▸ **EXERCISE**
Only the lines holding the string "this" are needed. Copy each one.

▸ **SUPPLIED INFORMATION**
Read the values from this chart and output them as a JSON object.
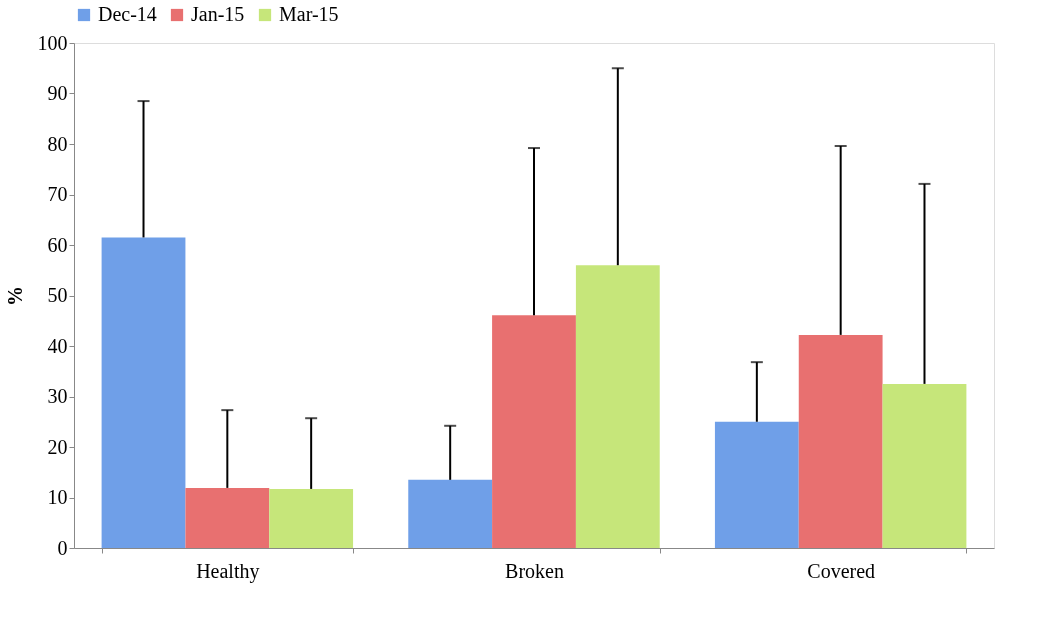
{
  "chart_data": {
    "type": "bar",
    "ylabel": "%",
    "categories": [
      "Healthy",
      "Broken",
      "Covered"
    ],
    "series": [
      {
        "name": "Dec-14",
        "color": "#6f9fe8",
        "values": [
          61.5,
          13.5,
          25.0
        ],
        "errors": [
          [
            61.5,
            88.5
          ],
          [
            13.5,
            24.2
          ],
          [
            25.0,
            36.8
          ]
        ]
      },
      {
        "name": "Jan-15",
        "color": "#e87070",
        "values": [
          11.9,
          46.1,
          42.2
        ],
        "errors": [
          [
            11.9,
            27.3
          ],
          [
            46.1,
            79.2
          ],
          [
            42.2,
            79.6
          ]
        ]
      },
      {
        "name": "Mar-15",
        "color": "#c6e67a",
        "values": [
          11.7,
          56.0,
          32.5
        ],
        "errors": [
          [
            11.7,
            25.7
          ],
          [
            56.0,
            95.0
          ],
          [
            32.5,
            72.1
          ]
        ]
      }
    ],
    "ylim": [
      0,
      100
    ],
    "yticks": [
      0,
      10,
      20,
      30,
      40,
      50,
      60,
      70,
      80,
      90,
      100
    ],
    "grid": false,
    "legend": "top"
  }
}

---

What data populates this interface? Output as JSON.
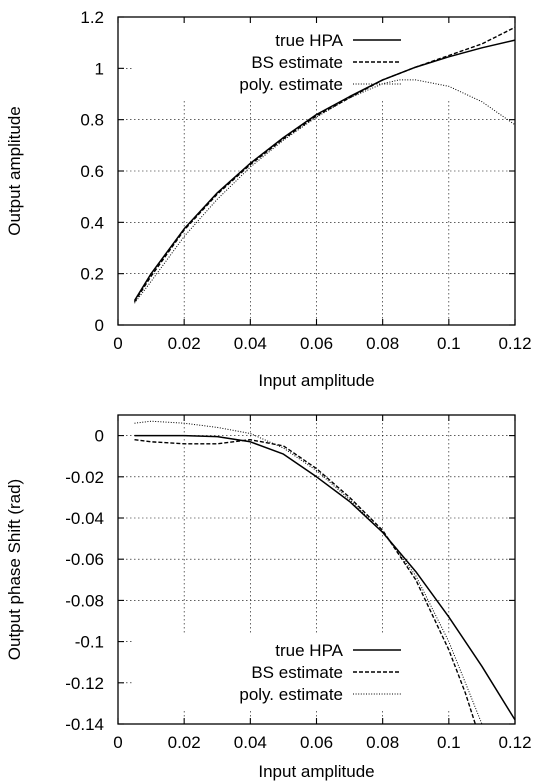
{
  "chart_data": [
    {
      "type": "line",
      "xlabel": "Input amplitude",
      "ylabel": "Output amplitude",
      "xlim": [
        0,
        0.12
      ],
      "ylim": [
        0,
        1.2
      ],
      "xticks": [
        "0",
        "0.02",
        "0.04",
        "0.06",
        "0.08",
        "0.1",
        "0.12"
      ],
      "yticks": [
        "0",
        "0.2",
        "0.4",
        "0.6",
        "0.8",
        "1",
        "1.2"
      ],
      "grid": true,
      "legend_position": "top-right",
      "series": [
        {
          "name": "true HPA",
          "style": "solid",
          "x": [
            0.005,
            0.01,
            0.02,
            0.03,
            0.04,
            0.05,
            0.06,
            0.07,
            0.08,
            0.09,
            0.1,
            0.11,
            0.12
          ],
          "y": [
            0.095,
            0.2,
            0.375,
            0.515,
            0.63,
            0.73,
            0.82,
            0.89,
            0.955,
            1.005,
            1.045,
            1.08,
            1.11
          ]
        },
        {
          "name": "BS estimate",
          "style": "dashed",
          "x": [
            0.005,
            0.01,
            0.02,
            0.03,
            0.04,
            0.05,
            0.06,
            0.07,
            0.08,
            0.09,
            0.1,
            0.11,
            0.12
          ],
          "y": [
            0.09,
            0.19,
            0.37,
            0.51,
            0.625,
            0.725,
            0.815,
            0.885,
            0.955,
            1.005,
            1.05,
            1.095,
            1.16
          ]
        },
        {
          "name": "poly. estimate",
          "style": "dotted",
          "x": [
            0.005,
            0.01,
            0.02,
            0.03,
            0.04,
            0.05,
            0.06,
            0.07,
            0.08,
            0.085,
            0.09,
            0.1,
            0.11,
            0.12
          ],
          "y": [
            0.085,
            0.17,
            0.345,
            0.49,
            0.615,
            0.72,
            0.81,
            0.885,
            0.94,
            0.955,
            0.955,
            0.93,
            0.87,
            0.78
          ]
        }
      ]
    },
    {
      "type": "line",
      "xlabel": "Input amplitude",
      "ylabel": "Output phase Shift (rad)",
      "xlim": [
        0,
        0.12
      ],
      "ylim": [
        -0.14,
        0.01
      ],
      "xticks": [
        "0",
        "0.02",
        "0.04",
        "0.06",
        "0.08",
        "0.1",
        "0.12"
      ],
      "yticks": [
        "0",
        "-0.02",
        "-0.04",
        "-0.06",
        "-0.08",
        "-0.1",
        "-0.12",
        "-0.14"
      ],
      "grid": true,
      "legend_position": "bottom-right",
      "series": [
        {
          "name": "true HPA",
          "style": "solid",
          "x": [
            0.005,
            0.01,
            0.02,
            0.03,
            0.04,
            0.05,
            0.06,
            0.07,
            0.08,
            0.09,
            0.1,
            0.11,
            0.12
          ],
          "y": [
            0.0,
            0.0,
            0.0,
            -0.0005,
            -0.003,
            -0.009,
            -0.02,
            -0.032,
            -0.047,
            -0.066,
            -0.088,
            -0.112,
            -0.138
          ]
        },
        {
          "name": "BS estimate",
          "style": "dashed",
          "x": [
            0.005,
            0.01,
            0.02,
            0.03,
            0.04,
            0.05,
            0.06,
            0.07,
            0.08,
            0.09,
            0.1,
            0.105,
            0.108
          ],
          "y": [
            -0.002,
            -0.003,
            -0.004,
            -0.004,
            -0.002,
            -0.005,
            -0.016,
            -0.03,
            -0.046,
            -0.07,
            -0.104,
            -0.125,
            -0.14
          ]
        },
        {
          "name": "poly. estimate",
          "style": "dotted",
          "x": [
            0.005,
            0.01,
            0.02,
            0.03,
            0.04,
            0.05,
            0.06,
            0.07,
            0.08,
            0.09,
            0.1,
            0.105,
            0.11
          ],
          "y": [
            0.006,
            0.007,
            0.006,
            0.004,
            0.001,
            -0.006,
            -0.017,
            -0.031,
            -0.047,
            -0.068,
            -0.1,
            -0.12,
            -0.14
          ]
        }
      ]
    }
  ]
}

* * *

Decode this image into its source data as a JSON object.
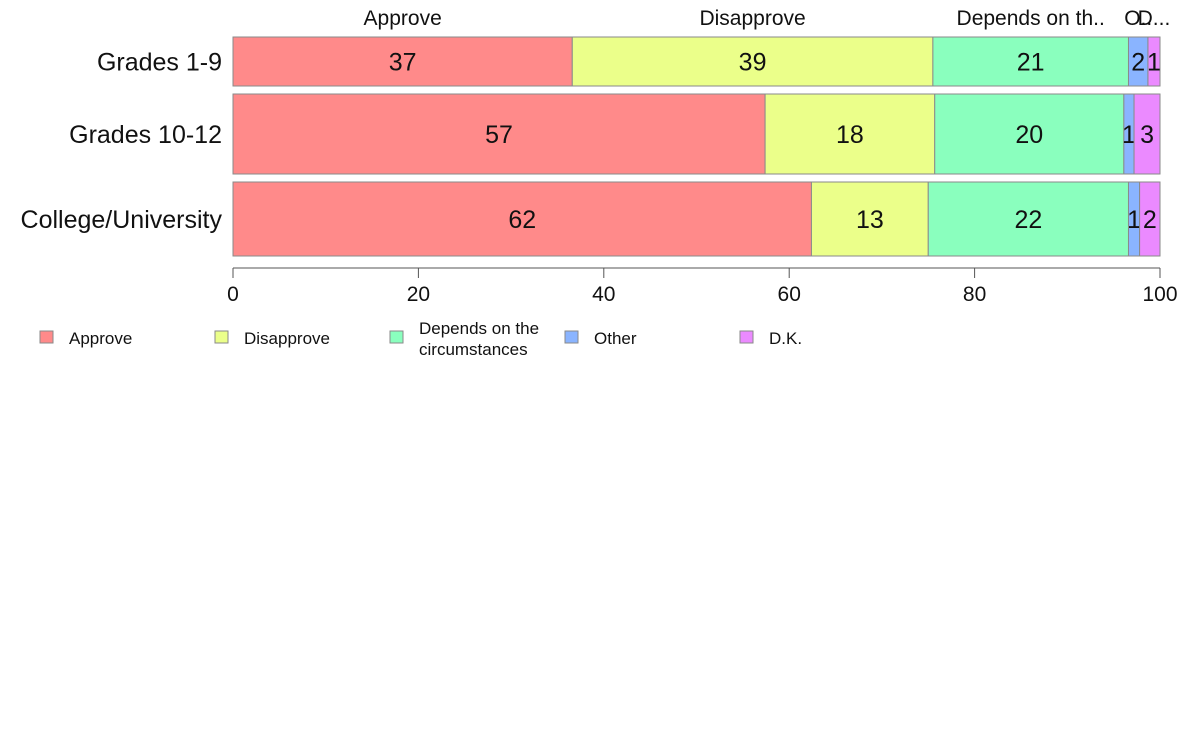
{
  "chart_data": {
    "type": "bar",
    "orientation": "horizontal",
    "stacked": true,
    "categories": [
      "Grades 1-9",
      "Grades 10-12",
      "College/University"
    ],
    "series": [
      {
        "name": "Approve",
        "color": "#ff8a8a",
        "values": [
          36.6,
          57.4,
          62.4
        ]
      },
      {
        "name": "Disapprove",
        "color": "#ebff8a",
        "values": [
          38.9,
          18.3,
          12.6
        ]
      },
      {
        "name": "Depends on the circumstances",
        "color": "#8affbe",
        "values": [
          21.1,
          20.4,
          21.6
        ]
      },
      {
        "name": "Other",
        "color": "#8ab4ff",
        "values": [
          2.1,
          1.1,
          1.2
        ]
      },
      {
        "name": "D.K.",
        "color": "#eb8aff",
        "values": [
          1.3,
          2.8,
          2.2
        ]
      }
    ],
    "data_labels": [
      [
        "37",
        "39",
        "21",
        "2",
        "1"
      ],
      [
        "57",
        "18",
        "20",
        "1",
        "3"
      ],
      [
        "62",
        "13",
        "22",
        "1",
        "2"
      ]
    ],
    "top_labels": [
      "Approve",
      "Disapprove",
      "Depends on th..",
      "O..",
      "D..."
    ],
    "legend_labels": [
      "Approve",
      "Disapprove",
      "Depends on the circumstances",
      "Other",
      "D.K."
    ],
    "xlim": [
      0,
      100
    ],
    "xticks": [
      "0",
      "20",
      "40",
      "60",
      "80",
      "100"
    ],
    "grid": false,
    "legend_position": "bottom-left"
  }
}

▸ **FULL RESPONSE**
Read the values from this chart and output them as a JSON object.
What data populates this interface? Output as JSON.
Decode this image into its source data as a JSON object.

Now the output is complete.